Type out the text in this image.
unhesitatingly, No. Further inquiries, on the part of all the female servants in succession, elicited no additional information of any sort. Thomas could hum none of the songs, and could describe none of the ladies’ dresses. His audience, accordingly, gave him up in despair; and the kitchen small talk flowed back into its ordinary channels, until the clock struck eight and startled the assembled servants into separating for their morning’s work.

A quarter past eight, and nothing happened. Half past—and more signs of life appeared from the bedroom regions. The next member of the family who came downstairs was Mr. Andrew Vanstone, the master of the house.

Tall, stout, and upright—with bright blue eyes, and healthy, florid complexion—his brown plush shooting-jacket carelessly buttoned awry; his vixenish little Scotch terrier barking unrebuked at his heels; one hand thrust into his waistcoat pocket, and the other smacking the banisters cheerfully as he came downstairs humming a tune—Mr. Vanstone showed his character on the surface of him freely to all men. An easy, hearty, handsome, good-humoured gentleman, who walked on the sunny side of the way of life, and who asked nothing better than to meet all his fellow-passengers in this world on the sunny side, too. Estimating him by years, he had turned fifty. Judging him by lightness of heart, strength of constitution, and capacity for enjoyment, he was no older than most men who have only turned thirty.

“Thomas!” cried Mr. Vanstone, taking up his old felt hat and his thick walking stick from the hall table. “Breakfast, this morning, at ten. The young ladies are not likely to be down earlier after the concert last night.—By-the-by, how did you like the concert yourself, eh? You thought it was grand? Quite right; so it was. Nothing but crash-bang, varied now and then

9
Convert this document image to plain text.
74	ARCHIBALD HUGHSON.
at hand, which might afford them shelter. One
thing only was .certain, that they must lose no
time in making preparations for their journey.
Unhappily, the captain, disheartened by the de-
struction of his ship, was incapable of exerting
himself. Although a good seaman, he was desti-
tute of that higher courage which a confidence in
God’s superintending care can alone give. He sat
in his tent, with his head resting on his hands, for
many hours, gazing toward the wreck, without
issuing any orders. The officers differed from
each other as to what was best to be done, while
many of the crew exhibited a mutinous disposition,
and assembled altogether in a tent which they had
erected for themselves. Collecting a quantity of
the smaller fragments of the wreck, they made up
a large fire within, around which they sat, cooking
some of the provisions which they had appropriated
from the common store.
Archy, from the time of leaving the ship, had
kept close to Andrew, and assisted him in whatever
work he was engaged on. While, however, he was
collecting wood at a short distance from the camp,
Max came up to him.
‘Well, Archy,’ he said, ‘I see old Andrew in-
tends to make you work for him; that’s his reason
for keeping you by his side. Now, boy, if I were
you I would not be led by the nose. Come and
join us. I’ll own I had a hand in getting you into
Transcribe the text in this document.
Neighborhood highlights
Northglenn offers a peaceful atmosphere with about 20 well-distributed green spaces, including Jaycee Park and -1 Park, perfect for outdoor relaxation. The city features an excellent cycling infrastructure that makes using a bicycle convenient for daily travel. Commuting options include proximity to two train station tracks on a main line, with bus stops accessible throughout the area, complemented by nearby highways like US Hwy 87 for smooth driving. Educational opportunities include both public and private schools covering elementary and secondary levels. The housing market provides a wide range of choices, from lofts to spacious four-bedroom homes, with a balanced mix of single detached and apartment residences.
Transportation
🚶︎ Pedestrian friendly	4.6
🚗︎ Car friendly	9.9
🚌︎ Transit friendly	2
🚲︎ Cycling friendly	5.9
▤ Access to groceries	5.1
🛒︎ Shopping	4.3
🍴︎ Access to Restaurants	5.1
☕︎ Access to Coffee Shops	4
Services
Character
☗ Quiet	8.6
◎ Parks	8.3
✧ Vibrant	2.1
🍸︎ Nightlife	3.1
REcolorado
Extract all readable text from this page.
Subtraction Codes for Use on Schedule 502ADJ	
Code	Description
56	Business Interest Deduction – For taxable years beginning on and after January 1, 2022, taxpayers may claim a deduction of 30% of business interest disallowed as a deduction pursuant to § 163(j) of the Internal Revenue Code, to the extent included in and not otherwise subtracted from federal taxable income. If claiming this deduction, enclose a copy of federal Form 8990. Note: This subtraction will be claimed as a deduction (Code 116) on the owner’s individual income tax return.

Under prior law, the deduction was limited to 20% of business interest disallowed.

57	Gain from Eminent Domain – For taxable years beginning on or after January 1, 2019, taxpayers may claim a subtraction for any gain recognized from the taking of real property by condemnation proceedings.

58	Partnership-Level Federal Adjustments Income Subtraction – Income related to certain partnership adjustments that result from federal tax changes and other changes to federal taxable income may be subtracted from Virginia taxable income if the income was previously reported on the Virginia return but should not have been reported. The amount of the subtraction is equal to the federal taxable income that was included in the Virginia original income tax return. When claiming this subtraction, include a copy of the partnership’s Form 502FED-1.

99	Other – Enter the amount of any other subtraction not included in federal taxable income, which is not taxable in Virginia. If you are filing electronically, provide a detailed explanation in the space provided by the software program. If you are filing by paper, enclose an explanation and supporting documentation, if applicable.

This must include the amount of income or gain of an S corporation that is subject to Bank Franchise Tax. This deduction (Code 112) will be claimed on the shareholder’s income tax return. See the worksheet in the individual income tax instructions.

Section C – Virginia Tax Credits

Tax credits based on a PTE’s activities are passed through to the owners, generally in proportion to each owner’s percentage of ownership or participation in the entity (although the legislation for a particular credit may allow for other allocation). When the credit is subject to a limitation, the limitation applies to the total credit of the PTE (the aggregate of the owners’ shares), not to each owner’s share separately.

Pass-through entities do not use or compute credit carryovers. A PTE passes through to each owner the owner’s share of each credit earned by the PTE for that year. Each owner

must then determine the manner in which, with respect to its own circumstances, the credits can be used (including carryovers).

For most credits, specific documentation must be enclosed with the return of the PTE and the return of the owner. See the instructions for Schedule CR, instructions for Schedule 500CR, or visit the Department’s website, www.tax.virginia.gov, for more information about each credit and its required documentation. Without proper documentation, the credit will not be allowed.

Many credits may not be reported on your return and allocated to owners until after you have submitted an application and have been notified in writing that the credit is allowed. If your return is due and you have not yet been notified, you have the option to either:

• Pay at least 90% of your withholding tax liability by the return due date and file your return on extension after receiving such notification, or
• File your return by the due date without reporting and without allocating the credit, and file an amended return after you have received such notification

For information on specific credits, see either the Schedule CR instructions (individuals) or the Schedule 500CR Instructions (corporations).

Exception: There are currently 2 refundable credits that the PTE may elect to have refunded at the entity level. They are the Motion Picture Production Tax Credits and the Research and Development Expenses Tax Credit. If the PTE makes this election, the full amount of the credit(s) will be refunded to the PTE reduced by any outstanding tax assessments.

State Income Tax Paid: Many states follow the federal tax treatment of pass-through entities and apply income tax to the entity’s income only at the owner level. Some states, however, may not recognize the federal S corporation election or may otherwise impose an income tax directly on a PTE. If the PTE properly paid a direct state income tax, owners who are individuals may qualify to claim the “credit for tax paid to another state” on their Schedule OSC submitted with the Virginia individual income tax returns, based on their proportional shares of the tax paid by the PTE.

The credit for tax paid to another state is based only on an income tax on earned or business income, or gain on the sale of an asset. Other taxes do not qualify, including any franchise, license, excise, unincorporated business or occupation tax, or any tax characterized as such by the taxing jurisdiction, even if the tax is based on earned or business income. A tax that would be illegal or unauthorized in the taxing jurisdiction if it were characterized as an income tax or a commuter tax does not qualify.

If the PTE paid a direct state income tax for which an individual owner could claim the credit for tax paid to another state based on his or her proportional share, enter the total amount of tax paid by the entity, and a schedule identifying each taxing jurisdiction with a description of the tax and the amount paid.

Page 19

----

Exercise requirements –
Using the exact wording, write out all of the records.

Answer to the exercise –
Type out the text in this image.
unhesitatingly, No. Further inquiries, on the part of all the female servants in succession, elicited no additional information of any sort. Thomas could hum none of the songs, and could describe none of the ladies’ dresses. His audience, accordingly, gave him up in despair; and the kitchen small talk flowed back into its ordinary channels, until the clock struck eight and startled the assembled servants into separating for their morning’s work.

A quarter past eight, and nothing happened. Half past—and more signs of life appeared from the bedroom regions. The next member of the family who came downstairs was Mr. Andrew Vanstone, the master of the house.

Tall, stout, and upright—with bright blue eyes, and healthy, florid complexion—his brown plush shooting-jacket carelessly buttoned awry; his vixenish little Scotch terrier barking unrebuked at his heels; one hand thrust into his waistcoat pocket, and the other smacking the banisters cheerfully as he came downstairs humming a tune—Mr. Vanstone showed his character on the surface of him freely to all men. An easy, hearty, handsome, good-humoured gentleman, who walked on the sunny side of the way of life, and who asked nothing better than to meet all his fellow-passengers in this world on the sunny side, too. Estimating him by years, he had turned fifty. Judging him by lightness of heart, strength of constitution, and capacity for enjoyment, he was no older than most men who have only turned thirty.

“Thomas!” cried Mr. Vanstone, taking up his old felt hat and his thick walking stick from the hall table. “Breakfast, this morning, at ten. The young ladies are not likely to be down earlier after the concert last night.—By-the-by, how did you like the concert yourself, eh? You thought it was grand? Quite right; so it was. Nothing but crash-bang, varied now and then

9
Convert this document image to plain text.
74	ARCHIBALD HUGHSON.
at hand, which might afford them shelter. One
thing only was .certain, that they must lose no
time in making preparations for their journey.
Unhappily, the captain, disheartened by the de-
struction of his ship, was incapable of exerting
himself. Although a good seaman, he was desti-
tute of that higher courage which a confidence in
God’s superintending care can alone give. He sat
in his tent, with his head resting on his hands, for
many hours, gazing toward the wreck, without
issuing any orders. The officers differed from
each other as to what was best to be done, while
many of the crew exhibited a mutinous disposition,
and assembled altogether in a tent which they had
erected for themselves. Collecting a quantity of
the smaller fragments of the wreck, they made up
a large fire within, around which they sat, cooking
some of the provisions which they had appropriated
from the common store.
Archy, from the time of leaving the ship, had
kept close to Andrew, and assisted him in whatever
work he was engaged on. While, however, he was
collecting wood at a short distance from the camp,
Max came up to him.
‘Well, Archy,’ he said, ‘I see old Andrew in-
tends to make you work for him; that’s his reason
for keeping you by his side. Now, boy, if I were
you I would not be led by the nose. Come and
join us. I’ll own I had a hand in getting you into
Transcribe the text in this document.
Neighborhood highlights
Northglenn offers a peaceful atmosphere with about 20 well-distributed green spaces, including Jaycee Park and -1 Park, perfect for outdoor relaxation. The city features an excellent cycling infrastructure that makes using a bicycle convenient for daily travel. Commuting options include proximity to two train station tracks on a main line, with bus stops accessible throughout the area, complemented by nearby highways like US Hwy 87 for smooth driving. Educational opportunities include both public and private schools covering elementary and secondary levels. The housing market provides a wide range of choices, from lofts to spacious four-bedroom homes, with a balanced mix of single detached and apartment residences.
Transportation
🚶︎ Pedestrian friendly	4.6
🚗︎ Car friendly	9.9
🚌︎ Transit friendly	2
🚲︎ Cycling friendly	5.9
▤ Access to groceries	5.1
🛒︎ Shopping	4.3
🍴︎ Access to Restaurants	5.1
☕︎ Access to Coffee Shops	4
Services
Character
☗ Quiet	8.6
◎ Parks	8.3
✧ Vibrant	2.1
🍸︎ Nightlife	3.1
REcolorado
Extract all readable text from this page.
Subtraction Codes for Use on Schedule 502ADJ	
Code	Description
56	Business Interest Deduction – For taxable years beginning on and after January 1, 2022, taxpayers may claim a deduction of 30% of business interest disallowed as a deduction pursuant to § 163(j) of the Internal Revenue Code, to the extent included in and not otherwise subtracted from federal taxable income. If claiming this deduction, enclose a copy of federal Form 8990. Note: This subtraction will be claimed as a deduction (Code 116) on the owner’s individual income tax return.

Under prior law, the deduction was limited to 20% of business interest disallowed.

57	Gain from Eminent Domain – For taxable years beginning on or after January 1, 2019, taxpayers may claim a subtraction for any gain recognized from the taking of real property by condemnation proceedings.

58	Partnership-Level Federal Adjustments Income Subtraction – Income related to certain partnership adjustments that result from federal tax changes and other changes to federal taxable income may be subtracted from Virginia taxable income if the income was previously reported on the Virginia return but should not have been reported. The amount of the subtraction is equal to the federal taxable income that was included in the Virginia original income tax return. When claiming this subtraction, include a copy of the partnership’s Form 502FED-1.

99	Other – Enter the amount of any other subtraction not included in federal taxable income, which is not taxable in Virginia. If you are filing electronically, provide a detailed explanation in the space provided by the software program. If you are filing by paper, enclose an explanation and supporting documentation, if applicable.

This must include the amount of income or gain of an S corporation that is subject to Bank Franchise Tax. This deduction (Code 112) will be claimed on the shareholder’s income tax return. See the worksheet in the individual income tax instructions.

Section C – Virginia Tax Credits

Tax credits based on a PTE’s activities are passed through to the owners, generally in proportion to each owner’s percentage of ownership or participation in the entity (although the legislation for a particular credit may allow for other allocation). When the credit is subject to a limitation, the limitation applies to the total credit of the PTE (the aggregate of the owners’ shares), not to each owner’s share separately.

Pass-through entities do not use or compute credit carryovers. A PTE passes through to each owner the owner’s share of each credit earned by the PTE for that year. Each owner

must then determine the manner in which, with respect to its own circumstances, the credits can be used (including carryovers).

For most credits, specific documentation must be enclosed with the return of the PTE and the return of the owner. See the instructions for Schedule CR, instructions for Schedule 500CR, or visit the Department’s website, www.tax.virginia.gov, for more information about each credit and its required documentation. Without proper documentation, the credit will not be allowed.

Many credits may not be reported on your return and allocated to owners until after you have submitted an application and have been notified in writing that the credit is allowed. If your return is due and you have not yet been notified, you have the option to either:

• Pay at least 90% of your withholding tax liability by the return due date and file your return on extension after receiving such notification, or
• File your return by the due date without reporting and without allocating the credit, and file an amended return after you have received such notification

For information on specific credits, see either the Schedule CR instructions (individuals) or the Schedule 500CR Instructions (corporations).

Exception: There are currently 2 refundable credits that the PTE may elect to have refunded at the entity level. They are the Motion Picture Production Tax Credits and the Research and Development Expenses Tax Credit. If the PTE makes this election, the full amount of the credit(s) will be refunded to the PTE reduced by any outstanding tax assessments.

State Income Tax Paid: Many states follow the federal tax treatment of pass-through entities and apply income tax to the entity’s income only at the owner level. Some states, however, may not recognize the federal S corporation election or may otherwise impose an income tax directly on a PTE. If the PTE properly paid a direct state income tax, owners who are individuals may qualify to claim the “credit for tax paid to another state” on their Schedule OSC submitted with the Virginia individual income tax returns, based on their proportional shares of the tax paid by the PTE.

The credit for tax paid to another state is based only on an income tax on earned or business income, or gain on the sale of an asset. Other taxes do not qualify, including any franchise, license, excise, unincorporated business or occupation tax, or any tax characterized as such by the taxing jurisdiction, even if the tax is based on earned or business income. A tax that would be illegal or unauthorized in the taxing jurisdiction if it were characterized as an income tax or a commuter tax does not qualify.

If the PTE paid a direct state income tax for which an individual owner could claim the credit for tax paid to another state based on his or her proportional share, enter the total amount of tax paid by the entity, and a schedule identifying each taxing jurisdiction with a description of the tax and the amount paid.

Page 19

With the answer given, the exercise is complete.